Even though I don’t do any hands on modelling work in my current position, I did myself and my team the favour of learning Modo as fast as possible. I watched a couple of video tutorials learning the basics and then jumped right on modelling a WW2 warbird. It went surprisingly well. My conclusion is that if you are familiar with poly and subdivision modelling in C4D, then you can more or less directly apply that knowledge to a different 3D application.
C4D has the advantage of being very intuitive, consistent and stable. These are key features when you are learning a new software and during a learning period. More important than solely powerful tools and a vast variety of features. Starting with C4D and complementing with Modo seems to be a good path because I personally feel that Modo is a better modeller, but lacks in consistency and stability.
One thing I'm curious about: when looking at your gallery here at Renderosity, it's full of military aircraft. So it's probably only natural for you to pick a warbird to build when learning Modo, but how and why did you get hooked on planes?
I guess I have this interest after my father who’s a real aviation enthusiast. When I was a kid I built a lot of plastic models and also flying models out of paper and wood. I have a glider pilot license, but it's not valid anymore because I haven’t flown in many years.
OK, back to Massive and games. Tell us a little about the pipeline and workflow when creating a game asset?
Let's say we are about to create a new tank that will be used in the game. Since the units are real-life objects, the modellers rely on photographic reference rather than concepts created by the concept artist. The concept artists still have a heavy workload creating environments, characters etc.
The vehicle is modelled and UV-mapped in Modo and then brought into Lightwave where it is skinned and rigged. Apart from the main model, wrecks and several LOD versions (level of detail) are created. Animations and effects are created in Lightwave and/or Maya.
The final assembly of the unit is done in a tool called Showbox, where everything (LOD levels, texture and shader settings, physics, animations, effects, states etc) is brought together before it is exported to the game format.
If you’re interested in knowing more, then you can read a detailed explanation on this page.
I really recommend for you to explore the Massgate WiCWiki if you’re interested in asset creation for games.
Speaking of games: where do you see 3D in games in 10 years?
I think 3D in games (and entertainment in general) is here to stay. I think we will see more and more realistic characters and environments as 3D and shader technologies evolve along with more and more advanced hardware becoming available for the home user. The border between games and traditional entertainment (like movies) will become more and more vague. I think games based on cooperation and with an outspoken online experience is the future, and I also believe social games will continue to evolve into exciting concepts. The AI will probably be more advance in the future. By this I mean it will act more human rather than perfect. I also think that more 3D content will be dynamically generated in runtime (based on the players actions) rather than pre-built.
Now that you have experience with a wide range of 3D software, what features would you like to see added to future versions of CINEMA 4D?
Before I tried Modo, I was perfectly happy with the toolset provided in C4D. Well, with one exception – the rendering engine. Both the standard renderer and advanced renderer feel generally outdated and need an overhaul.

RECORD EXTRACTS ->
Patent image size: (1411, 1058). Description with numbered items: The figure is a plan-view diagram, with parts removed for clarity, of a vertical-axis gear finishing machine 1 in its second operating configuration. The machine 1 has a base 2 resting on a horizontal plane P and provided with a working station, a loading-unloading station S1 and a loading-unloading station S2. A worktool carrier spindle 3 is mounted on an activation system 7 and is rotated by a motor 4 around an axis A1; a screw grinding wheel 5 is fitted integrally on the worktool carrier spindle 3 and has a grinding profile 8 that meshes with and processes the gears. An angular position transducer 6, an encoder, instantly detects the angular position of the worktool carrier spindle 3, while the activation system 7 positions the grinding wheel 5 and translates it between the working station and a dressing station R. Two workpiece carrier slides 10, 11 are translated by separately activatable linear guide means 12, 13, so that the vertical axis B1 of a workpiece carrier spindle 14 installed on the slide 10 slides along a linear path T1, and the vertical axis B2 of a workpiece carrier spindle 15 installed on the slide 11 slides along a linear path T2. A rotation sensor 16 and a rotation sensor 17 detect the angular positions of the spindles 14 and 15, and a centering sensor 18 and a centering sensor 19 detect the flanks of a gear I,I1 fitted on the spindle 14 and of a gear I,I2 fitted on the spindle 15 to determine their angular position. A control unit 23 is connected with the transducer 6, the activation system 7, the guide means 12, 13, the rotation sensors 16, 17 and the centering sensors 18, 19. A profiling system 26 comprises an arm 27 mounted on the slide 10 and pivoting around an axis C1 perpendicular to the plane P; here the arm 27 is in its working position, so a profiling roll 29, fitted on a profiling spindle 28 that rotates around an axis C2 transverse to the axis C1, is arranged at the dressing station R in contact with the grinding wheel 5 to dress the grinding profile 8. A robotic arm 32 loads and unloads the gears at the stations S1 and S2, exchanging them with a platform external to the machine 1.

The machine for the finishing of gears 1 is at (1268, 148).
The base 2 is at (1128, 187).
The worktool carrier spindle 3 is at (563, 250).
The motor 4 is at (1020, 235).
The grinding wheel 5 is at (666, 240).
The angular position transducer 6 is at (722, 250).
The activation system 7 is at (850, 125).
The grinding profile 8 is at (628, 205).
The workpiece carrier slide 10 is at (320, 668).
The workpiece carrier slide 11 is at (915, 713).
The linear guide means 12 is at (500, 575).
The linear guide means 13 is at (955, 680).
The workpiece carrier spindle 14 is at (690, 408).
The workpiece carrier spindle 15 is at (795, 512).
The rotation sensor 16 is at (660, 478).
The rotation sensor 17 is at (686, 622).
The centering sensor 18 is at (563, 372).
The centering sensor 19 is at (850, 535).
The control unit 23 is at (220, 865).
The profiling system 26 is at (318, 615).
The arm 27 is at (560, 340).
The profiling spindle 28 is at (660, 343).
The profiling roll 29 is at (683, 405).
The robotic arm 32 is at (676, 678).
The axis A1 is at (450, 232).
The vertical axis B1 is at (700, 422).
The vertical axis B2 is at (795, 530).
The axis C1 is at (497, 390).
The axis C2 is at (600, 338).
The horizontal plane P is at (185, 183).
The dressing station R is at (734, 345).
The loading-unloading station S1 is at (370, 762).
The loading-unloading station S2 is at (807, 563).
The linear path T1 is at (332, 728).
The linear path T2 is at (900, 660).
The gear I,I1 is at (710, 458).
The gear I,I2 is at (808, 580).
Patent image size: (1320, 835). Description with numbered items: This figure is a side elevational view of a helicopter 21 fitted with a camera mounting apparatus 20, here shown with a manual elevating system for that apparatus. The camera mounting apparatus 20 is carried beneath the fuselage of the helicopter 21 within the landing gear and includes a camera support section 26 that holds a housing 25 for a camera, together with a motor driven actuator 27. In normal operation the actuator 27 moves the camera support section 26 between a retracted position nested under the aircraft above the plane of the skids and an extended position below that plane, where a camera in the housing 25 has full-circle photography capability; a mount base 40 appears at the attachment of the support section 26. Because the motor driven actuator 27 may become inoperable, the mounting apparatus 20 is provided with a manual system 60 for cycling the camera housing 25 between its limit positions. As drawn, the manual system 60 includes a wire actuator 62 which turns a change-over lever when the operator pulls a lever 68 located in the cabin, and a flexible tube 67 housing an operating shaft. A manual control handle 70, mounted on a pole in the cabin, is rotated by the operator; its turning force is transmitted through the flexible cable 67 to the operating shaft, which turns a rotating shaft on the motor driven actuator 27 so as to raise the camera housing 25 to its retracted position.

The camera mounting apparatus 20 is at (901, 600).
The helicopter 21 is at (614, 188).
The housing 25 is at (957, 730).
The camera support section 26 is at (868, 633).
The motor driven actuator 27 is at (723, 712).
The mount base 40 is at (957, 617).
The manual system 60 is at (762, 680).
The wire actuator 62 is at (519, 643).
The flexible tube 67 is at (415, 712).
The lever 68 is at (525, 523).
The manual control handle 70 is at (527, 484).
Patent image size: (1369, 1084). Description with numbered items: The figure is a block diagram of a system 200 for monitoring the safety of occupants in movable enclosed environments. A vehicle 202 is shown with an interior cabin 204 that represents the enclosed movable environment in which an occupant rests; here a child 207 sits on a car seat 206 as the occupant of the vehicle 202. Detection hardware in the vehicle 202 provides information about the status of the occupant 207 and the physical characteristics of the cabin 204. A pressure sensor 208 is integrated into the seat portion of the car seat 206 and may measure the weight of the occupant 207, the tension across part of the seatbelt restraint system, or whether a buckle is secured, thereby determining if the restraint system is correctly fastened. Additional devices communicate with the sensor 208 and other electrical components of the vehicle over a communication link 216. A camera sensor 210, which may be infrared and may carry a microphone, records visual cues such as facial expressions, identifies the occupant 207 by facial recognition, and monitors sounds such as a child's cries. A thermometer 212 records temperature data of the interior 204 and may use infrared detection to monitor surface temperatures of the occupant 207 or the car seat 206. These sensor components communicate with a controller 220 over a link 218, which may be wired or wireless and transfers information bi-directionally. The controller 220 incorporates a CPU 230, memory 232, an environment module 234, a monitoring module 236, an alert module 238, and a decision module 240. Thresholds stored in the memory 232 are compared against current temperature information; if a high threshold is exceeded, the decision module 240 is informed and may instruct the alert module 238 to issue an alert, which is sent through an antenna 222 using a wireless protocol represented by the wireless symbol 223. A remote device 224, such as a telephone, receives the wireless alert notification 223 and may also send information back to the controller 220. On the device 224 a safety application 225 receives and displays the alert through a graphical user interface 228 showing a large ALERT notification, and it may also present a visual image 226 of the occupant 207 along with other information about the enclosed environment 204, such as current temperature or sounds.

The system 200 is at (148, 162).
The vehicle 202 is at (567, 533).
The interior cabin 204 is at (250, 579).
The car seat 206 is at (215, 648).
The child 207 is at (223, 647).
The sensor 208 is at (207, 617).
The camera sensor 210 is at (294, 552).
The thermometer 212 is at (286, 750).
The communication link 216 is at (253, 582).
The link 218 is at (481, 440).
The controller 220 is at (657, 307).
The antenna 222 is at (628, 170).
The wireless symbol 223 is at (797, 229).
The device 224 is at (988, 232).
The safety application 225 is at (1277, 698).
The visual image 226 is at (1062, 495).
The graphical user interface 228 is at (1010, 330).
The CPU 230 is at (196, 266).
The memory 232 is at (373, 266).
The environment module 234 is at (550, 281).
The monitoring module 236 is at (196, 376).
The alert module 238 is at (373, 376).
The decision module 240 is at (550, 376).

REQUIRED TASKS ->
1. Retype the stretch of the 3D modeling interview from "The vehicle is" through "in 10 years?".
2. Extend the 3D modeling interview past its last sentence.

ANSWERS GIVEN ->
1.
The vehicle is modelled and UV-mapped in Modo and then brought into Lightwave where it is skinned and rigged. Apart from the main model, wrecks and several LOD versions (level of detail) are created. Animations and effects are created in Lightwave and/or Maya.
The final assembly of the unit is done in a tool called Showbox, where everything (LOD levels, texture and shader settings, physics, animations, effects, states etc) is brought together before it is exported to the game format.
If you’re interested in knowing more, then you can read a detailed explanation on this page.
I really recommend for you to explore the Massgate WiCWiki if you’re interested in asset creation for games.
Speaking of games: where do you see 3D in games in 10 years?

2.
The second thing is the HyperNURBS weight tool – it needs to be redesigned. I don’t use the C4D weight tool at all because I think it generates an ugly surface. To tighten the mesh and to make edges more hard I use the knife tool to add additional cuts, and then move the edges closer together. I didn’t think more of it until I tried Modo's subdivision weight tool and it struck me how nice, clean and precise it worked. Now I really miss this feature in C4D.
The key to a well-modelled mesh is loops. I miss features in C4D allowing easy management of loops. Yes, I know you can switch to Edge Selection mode, choose the select tool and set it to loop selection mode, but that is extremely clumsy. An easy way of removing loops would also provide a powerful way to optimize a mesh.
The bevel tool could use some redesign too. Bevelling edges is a simple way to add realism to a model since edges in real life are seldom sharp. The edge bevel tool in C4D is OK but doesn’t always work (try to bevel the edges of a cylinder before optimizing it, for example) and doesn’t generate the best results.
Basically I’m not looking for new features, but a refinement of existing ones.
If we look at CINEMA 4D in its current incarnation, what are the tools you couldn't do without?
I basically rely on the default built-in tools, with the exception of one plugin.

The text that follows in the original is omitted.